>>>>

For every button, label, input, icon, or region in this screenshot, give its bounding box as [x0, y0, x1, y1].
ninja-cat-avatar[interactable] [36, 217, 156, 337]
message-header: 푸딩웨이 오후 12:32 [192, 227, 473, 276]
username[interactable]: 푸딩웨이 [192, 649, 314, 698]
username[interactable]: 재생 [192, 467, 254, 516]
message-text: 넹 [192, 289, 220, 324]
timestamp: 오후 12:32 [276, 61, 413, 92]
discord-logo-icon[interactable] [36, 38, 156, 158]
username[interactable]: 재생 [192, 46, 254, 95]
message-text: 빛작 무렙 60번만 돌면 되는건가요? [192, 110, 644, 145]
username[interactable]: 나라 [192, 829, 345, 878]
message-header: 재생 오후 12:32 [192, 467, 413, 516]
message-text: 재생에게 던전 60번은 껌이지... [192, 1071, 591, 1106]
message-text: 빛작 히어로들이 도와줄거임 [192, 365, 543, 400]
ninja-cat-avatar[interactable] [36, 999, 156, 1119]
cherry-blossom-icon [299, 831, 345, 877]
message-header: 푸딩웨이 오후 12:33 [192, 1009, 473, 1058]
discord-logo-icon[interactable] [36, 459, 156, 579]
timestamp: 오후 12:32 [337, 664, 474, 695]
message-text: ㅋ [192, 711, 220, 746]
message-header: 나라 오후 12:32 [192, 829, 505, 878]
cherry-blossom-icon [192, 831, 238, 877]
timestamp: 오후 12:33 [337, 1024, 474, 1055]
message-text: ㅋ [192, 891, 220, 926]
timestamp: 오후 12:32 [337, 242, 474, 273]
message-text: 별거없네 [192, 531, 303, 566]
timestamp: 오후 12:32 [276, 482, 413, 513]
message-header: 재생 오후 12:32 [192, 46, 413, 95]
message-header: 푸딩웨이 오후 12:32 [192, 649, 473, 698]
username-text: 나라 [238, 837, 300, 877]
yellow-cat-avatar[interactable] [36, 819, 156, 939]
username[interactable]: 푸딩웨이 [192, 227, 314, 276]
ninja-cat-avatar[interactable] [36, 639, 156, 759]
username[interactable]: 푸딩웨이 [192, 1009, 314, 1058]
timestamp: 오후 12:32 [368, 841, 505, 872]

<<<<

**Exercise aim:**
Reproduce every line above without changing any character, including the Korean text and the bracketed coordinates.

**Task result:**
For every button, label, input, icon, or region in this screenshot, give its bounding box as [x0, y0, x1, y1].
ninja-cat-avatar[interactable] [36, 217, 156, 337]
message-header: 푸딩웨이 오후 12:32 [192, 227, 473, 276]
username[interactable]: 푸딩웨이 [192, 649, 314, 698]
username[interactable]: 재생 [192, 467, 254, 516]
message-text: 넹 [192, 289, 220, 324]
timestamp: 오후 12:32 [276, 61, 413, 92]
discord-logo-icon[interactable] [36, 38, 156, 158]
username[interactable]: 재생 [192, 46, 254, 95]
message-text: 빛작 무렙 60번만 돌면 되는건가요? [192, 110, 644, 145]
username[interactable]: 나라 [192, 829, 345, 878]
message-header: 재생 오후 12:32 [192, 467, 413, 516]
message-text: 재생에게 던전 60번은 껌이지... [192, 1071, 591, 1106]
message-text: 빛작 히어로들이 도와줄거임 [192, 365, 543, 400]
ninja-cat-avatar[interactable] [36, 999, 156, 1119]
cherry-blossom-icon [299, 831, 345, 877]
message-header: 푸딩웨이 오후 12:33 [192, 1009, 473, 1058]
discord-logo-icon[interactable] [36, 459, 156, 579]
timestamp: 오후 12:32 [337, 664, 474, 695]
message-text: ㅋ [192, 711, 220, 746]
message-header: 나라 오후 12:32 [192, 829, 505, 878]
cherry-blossom-icon [192, 831, 238, 877]
timestamp: 오후 12:33 [337, 1024, 474, 1055]
message-text: ㅋ [192, 891, 220, 926]
timestamp: 오후 12:32 [337, 242, 474, 273]
message-text: 별거없네 [192, 531, 303, 566]
timestamp: 오후 12:32 [276, 482, 413, 513]
message-header: 재생 오후 12:32 [192, 46, 413, 95]
message-header: 푸딩웨이 오후 12:32 [192, 649, 473, 698]
username-text: 나라 [238, 837, 300, 877]
yellow-cat-avatar[interactable] [36, 819, 156, 939]
username[interactable]: 푸딩웨이 [192, 227, 314, 276]
ninja-cat-avatar[interactable] [36, 639, 156, 759]
username[interactable]: 푸딩웨이 [192, 1009, 314, 1058]
timestamp: 오후 12:32 [368, 841, 505, 872]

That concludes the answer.